Estratto scelto:

Taormina

Contrada Branco, tutto fermo tranne i pericoli per le persone

Taormina, il maltempo alle porte ripropone l’emergenza. L’amministrazione comunale ha portato a termine alcuni piccoli interventi ma la soluzione è davvero ancora lontana

Contrada Branco, tutto fermo tranne i pericoli per le persone

Incombe il ritorno delle piogge e, col maltempo, torna anche l’apprensione nella zona di contrada Branco dove rimane critica la situazione a causa di una frana verificata nei mesi scorsi.

Un intervento di somma urgenza è stato eseguito dal Comune, ma sembra non aver risolto a pieno i problemi di una zona che resta “ostaggio” di tutta la propria fragilità.

L’Amministrazione comunale si è attivata per rendere transitabile salita Branco e consentire il passaggio pedonale, ma i residenti vorrebbero qualcosa in più di un intervento tampone: la richiesta è quella di un piano più dettagliato che possa garantire una condizione di piena sicurezza in zona.

Cosa fare:
1. Riscrivi in forma più breve il paragrafo dell'articolo su contrada Branco che comincia con «L'Amministrazione comunale si è attivata», conservandone i fatti principali.
2. Trascrivi dall'articolo su contrada Branco il brano che comincia con "Un intervento di" e prosegue fino a "sicurezza in zona.".

Materiale mostrato:
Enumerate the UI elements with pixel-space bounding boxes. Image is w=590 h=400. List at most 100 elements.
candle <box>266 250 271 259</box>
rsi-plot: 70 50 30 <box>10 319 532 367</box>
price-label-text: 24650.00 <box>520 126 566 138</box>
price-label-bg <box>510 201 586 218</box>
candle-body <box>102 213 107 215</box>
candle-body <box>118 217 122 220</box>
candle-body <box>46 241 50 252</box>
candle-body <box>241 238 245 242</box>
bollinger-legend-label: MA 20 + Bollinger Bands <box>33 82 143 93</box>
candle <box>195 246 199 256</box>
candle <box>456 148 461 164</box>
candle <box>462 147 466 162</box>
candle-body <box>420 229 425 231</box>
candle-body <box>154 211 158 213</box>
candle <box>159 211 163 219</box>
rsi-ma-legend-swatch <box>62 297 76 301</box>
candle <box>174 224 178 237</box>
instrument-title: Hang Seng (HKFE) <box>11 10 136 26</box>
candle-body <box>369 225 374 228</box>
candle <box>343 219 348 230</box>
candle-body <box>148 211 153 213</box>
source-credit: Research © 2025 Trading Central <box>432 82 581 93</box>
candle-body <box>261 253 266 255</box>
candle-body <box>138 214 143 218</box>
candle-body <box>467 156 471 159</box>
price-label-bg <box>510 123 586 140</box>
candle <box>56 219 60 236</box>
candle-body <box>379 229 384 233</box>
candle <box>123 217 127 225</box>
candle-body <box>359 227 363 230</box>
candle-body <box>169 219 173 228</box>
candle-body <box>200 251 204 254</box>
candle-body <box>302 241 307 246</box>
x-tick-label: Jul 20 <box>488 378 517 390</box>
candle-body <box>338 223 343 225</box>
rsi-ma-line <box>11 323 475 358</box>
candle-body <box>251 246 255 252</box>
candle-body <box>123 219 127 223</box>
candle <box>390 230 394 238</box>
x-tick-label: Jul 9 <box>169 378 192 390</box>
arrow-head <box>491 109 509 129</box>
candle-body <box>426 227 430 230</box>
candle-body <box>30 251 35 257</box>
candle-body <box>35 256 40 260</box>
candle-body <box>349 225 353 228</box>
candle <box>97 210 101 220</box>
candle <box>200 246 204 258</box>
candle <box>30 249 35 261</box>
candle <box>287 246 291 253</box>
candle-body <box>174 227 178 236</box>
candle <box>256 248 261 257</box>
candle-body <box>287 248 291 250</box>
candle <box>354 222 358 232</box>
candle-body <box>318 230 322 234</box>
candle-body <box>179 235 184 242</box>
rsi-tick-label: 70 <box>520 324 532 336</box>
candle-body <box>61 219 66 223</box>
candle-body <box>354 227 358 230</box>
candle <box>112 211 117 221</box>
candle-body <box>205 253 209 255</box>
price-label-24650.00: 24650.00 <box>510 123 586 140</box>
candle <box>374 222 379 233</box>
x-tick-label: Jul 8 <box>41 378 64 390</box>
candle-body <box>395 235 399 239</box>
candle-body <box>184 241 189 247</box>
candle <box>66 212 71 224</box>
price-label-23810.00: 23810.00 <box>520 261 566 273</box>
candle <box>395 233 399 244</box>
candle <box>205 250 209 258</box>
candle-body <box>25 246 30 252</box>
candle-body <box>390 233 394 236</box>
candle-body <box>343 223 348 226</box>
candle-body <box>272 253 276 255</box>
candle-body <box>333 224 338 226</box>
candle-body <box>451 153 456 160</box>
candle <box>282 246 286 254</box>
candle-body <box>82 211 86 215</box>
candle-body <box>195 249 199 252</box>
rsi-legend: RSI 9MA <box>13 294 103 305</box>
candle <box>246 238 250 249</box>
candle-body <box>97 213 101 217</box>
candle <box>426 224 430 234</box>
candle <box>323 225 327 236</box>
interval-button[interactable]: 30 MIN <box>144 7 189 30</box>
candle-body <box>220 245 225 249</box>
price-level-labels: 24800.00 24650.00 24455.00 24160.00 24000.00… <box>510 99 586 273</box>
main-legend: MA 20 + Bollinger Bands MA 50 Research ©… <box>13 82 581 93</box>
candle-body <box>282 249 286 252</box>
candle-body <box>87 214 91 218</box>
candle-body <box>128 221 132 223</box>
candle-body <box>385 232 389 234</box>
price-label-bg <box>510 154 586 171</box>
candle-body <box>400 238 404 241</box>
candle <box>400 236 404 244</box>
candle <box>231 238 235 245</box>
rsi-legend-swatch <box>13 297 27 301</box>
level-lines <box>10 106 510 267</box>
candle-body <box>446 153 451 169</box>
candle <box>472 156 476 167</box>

Risultati:
1. Il Comune ha reso transitabile salita Branco per il passaggio pedonale, ma i residenti chiedono più di un intervento tampone: un piano più dettagliato che garantisca piena sicurezza nella zona.

2.
Un intervento di somma urgenza è stato eseguito dal Comune, ma sembra non aver risolto a pieno i problemi di una zona che resta “ostaggio” di tutta la propria fragilità.

L’Amministrazione comunale si è attivata per rendere transitabile salita Branco e consentire il passaggio pedonale, ma i residenti vorrebbero qualcosa in più di un intervento tampone: la richiesta è quella di un piano più dettagliato che possa garantire una condizione di piena sicurezza in zona.